Saved entries:

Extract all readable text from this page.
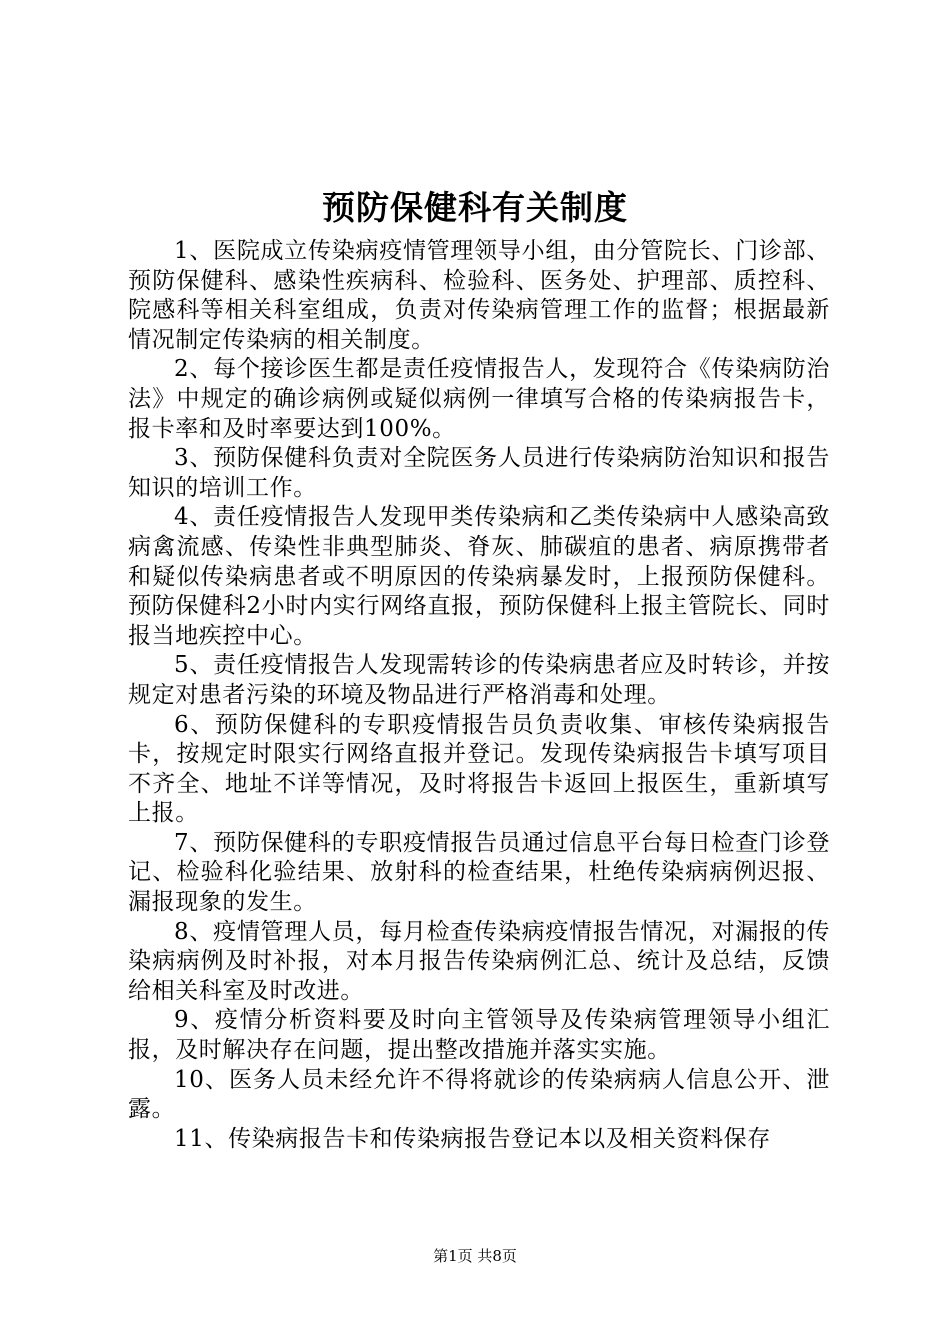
预防保健科有关制度

1、医院成立传染病疫情管理领导小组，由分管院长、门诊部、预防保健科、感染性疾病科、检验科、医务处、护理部、质控科、院感科等相关科室组成，负责对传染病管理工作的监督；根据最新情况制定传染病的相关制度。

2、每个接诊医生都是责任疫情报告人，发现符合《传染病防治法》中规定的确诊病例或疑似病例一律填写合格的传染病报告卡，报卡率和及时率要达到100%。

3、预防保健科负责对全院医务人员进行传染病防治知识和报告知识的培训工作。

4、责任疫情报告人发现甲类传染病和乙类传染病中人感染高致病禽流感、传染性非典型肺炎、脊灰、肺碳疽的患者、病原携带者和疑似传染病患者或不明原因的传染病暴发时，上报预防保健科。预防保健科2小时内实行网络直报，预防保健科上报主管院长、同时报当地疾控中心。

5、责任疫情报告人发现需转诊的传染病患者应及时转诊，并按规定对患者污染的环境及物品进行严格消毒和处理。

6、预防保健科的专职疫情报告员负责收集、审核传染病报告卡，按规定时限实行网络直报并登记。发现传染病报告卡填写项目不齐全、地址不详等情况，及时将报告卡返回上报医生，重新填写上报。

7、预防保健科的专职疫情报告员通过信息平台每日检查门诊登记、检验科化验结果、放射科的检查结果，杜绝传染病病例迟报、漏报现象的发生。

8、疫情管理人员，每月检查传染病疫情报告情况，对漏报的传染病病例及时补报，对本月报告传染病例汇总、统计及总结，反馈给相关科室及时改进。

9、疫情分析资料要及时向主管领导及传染病管理领导小组汇报，及时解决存在问题，提出整改措施并落实实施。

10、医务人员未经允许不得将就诊的传染病病人信息公开、泄露。

11、传染病报告卡和传染病报告登记本以及相关资料保存

第1页 共8页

• What you are asked to do: With the pictures omitted, reproduce the records in full and exactly.

• Output for this exercise:
Extract all readable text from this page.
预防保健科有关制度

1、医院成立传染病疫情管理领导小组，由分管院长、门诊部、预防保健科、感染性疾病科、检验科、医务处、护理部、质控科、院感科等相关科室组成，负责对传染病管理工作的监督；根据最新情况制定传染病的相关制度。

2、每个接诊医生都是责任疫情报告人，发现符合《传染病防治法》中规定的确诊病例或疑似病例一律填写合格的传染病报告卡，报卡率和及时率要达到100%。

3、预防保健科负责对全院医务人员进行传染病防治知识和报告知识的培训工作。

4、责任疫情报告人发现甲类传染病和乙类传染病中人感染高致病禽流感、传染性非典型肺炎、脊灰、肺碳疽的患者、病原携带者和疑似传染病患者或不明原因的传染病暴发时，上报预防保健科。预防保健科2小时内实行网络直报，预防保健科上报主管院长、同时报当地疾控中心。

5、责任疫情报告人发现需转诊的传染病患者应及时转诊，并按规定对患者污染的环境及物品进行严格消毒和处理。

6、预防保健科的专职疫情报告员负责收集、审核传染病报告卡，按规定时限实行网络直报并登记。发现传染病报告卡填写项目不齐全、地址不详等情况，及时将报告卡返回上报医生，重新填写上报。

7、预防保健科的专职疫情报告员通过信息平台每日检查门诊登记、检验科化验结果、放射科的检查结果，杜绝传染病病例迟报、漏报现象的发生。

8、疫情管理人员，每月检查传染病疫情报告情况，对漏报的传染病病例及时补报，对本月报告传染病例汇总、统计及总结，反馈给相关科室及时改进。

9、疫情分析资料要及时向主管领导及传染病管理领导小组汇报，及时解决存在问题，提出整改措施并落实实施。

10、医务人员未经允许不得将就诊的传染病病人信息公开、泄露。

11、传染病报告卡和传染病报告登记本以及相关资料保存

第1页 共8页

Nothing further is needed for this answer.